Every line of the material that follows must be printed again exactly.
· · · · · · ·
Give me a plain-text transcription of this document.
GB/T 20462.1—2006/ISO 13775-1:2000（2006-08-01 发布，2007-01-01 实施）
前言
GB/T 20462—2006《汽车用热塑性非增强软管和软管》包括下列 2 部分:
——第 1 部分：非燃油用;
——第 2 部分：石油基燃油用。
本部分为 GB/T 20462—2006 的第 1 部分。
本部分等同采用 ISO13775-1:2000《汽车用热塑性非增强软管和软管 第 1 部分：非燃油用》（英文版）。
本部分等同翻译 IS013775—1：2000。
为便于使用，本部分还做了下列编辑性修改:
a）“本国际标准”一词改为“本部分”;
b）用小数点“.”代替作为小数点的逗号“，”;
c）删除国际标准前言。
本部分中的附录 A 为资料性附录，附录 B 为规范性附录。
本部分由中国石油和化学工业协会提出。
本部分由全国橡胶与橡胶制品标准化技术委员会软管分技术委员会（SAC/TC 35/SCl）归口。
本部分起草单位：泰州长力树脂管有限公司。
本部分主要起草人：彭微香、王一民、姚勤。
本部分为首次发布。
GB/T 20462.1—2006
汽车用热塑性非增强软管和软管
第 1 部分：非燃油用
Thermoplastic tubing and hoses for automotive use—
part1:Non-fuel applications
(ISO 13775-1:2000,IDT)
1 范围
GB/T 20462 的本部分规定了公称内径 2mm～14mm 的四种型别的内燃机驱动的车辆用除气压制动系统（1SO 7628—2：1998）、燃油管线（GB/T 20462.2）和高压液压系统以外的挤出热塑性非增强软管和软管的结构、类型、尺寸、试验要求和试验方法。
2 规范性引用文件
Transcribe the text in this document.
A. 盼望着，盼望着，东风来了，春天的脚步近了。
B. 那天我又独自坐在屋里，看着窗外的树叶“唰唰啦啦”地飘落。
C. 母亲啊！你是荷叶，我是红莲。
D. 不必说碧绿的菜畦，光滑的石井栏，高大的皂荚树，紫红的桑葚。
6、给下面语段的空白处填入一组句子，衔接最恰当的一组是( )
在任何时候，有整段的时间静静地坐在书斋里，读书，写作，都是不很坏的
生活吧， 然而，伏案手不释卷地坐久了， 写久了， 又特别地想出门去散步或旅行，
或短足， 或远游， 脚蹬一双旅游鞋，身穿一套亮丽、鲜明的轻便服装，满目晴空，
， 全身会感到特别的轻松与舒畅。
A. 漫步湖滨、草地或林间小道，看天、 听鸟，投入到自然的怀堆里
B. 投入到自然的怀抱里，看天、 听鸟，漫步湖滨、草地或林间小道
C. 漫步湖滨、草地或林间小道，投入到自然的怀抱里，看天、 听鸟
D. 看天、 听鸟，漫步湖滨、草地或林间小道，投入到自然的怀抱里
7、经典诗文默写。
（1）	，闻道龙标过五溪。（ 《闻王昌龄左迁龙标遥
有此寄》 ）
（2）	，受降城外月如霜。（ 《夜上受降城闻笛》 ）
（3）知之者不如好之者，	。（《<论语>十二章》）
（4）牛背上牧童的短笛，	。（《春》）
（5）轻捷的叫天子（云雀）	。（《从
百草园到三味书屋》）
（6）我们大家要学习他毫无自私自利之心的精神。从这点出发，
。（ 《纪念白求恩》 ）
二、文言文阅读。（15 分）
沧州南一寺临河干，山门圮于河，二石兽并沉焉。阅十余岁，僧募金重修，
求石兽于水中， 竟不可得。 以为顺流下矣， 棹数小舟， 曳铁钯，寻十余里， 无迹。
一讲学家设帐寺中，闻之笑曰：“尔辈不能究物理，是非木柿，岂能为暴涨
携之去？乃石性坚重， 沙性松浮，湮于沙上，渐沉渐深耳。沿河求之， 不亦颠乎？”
· · · · · · ·
CORRECT RESPONSE.
Give me a plain-text transcription of this document.
GB/T 20462.1—2006/ISO 13775-1:2000（2006-08-01 发布，2007-01-01 实施）
前言
GB/T 20462—2006《汽车用热塑性非增强软管和软管》包括下列 2 部分:
——第 1 部分：非燃油用;
——第 2 部分：石油基燃油用。
本部分为 GB/T 20462—2006 的第 1 部分。
本部分等同采用 ISO13775-1:2000《汽车用热塑性非增强软管和软管 第 1 部分：非燃油用》（英文版）。
本部分等同翻译 IS013775—1：2000。
为便于使用，本部分还做了下列编辑性修改:
a）“本国际标准”一词改为“本部分”;
b）用小数点“.”代替作为小数点的逗号“，”;
c）删除国际标准前言。
本部分中的附录 A 为资料性附录，附录 B 为规范性附录。
本部分由中国石油和化学工业协会提出。
本部分由全国橡胶与橡胶制品标准化技术委员会软管分技术委员会（SAC/TC 35/SCl）归口。
本部分起草单位：泰州长力树脂管有限公司。
本部分主要起草人：彭微香、王一民、姚勤。
本部分为首次发布。
GB/T 20462.1—2006
汽车用热塑性非增强软管和软管
第 1 部分：非燃油用
Thermoplastic tubing and hoses for automotive use—
part1:Non-fuel applications
(ISO 13775-1:2000,IDT)
1 范围
GB/T 20462 的本部分规定了公称内径 2mm～14mm 的四种型别的内燃机驱动的车辆用除气压制动系统（1SO 7628—2：1998）、燃油管线（GB/T 20462.2）和高压液压系统以外的挤出热塑性非增强软管和软管的结构、类型、尺寸、试验要求和试验方法。
2 规范性引用文件
Transcribe the text in this document.
A. 盼望着，盼望着，东风来了，春天的脚步近了。
B. 那天我又独自坐在屋里，看着窗外的树叶“唰唰啦啦”地飘落。
C. 母亲啊！你是荷叶，我是红莲。
D. 不必说碧绿的菜畦，光滑的石井栏，高大的皂荚树，紫红的桑葚。
6、给下面语段的空白处填入一组句子，衔接最恰当的一组是( )
在任何时候，有整段的时间静静地坐在书斋里，读书，写作，都是不很坏的
生活吧， 然而，伏案手不释卷地坐久了， 写久了， 又特别地想出门去散步或旅行，
或短足， 或远游， 脚蹬一双旅游鞋，身穿一套亮丽、鲜明的轻便服装，满目晴空，
， 全身会感到特别的轻松与舒畅。
A. 漫步湖滨、草地或林间小道，看天、 听鸟，投入到自然的怀堆里
B. 投入到自然的怀抱里，看天、 听鸟，漫步湖滨、草地或林间小道
C. 漫步湖滨、草地或林间小道，投入到自然的怀抱里，看天、 听鸟
D. 看天、 听鸟，漫步湖滨、草地或林间小道，投入到自然的怀抱里
7、经典诗文默写。
（1）	，闻道龙标过五溪。（ 《闻王昌龄左迁龙标遥
有此寄》 ）
（2）	，受降城外月如霜。（ 《夜上受降城闻笛》 ）
（3）知之者不如好之者，	。（《<论语>十二章》）
（4）牛背上牧童的短笛，	。（《春》）
（5）轻捷的叫天子（云雀）	。（《从
百草园到三味书屋》）
（6）我们大家要学习他毫无自私自利之心的精神。从这点出发，
。（ 《纪念白求恩》 ）
二、文言文阅读。（15 分）
沧州南一寺临河干，山门圮于河，二石兽并沉焉。阅十余岁，僧募金重修，
求石兽于水中， 竟不可得。 以为顺流下矣， 棹数小舟， 曳铁钯，寻十余里， 无迹。
一讲学家设帐寺中，闻之笑曰：“尔辈不能究物理，是非木柿，岂能为暴涨
携之去？乃石性坚重， 沙性松浮，湮于沙上，渐沉渐深耳。沿河求之， 不亦颠乎？”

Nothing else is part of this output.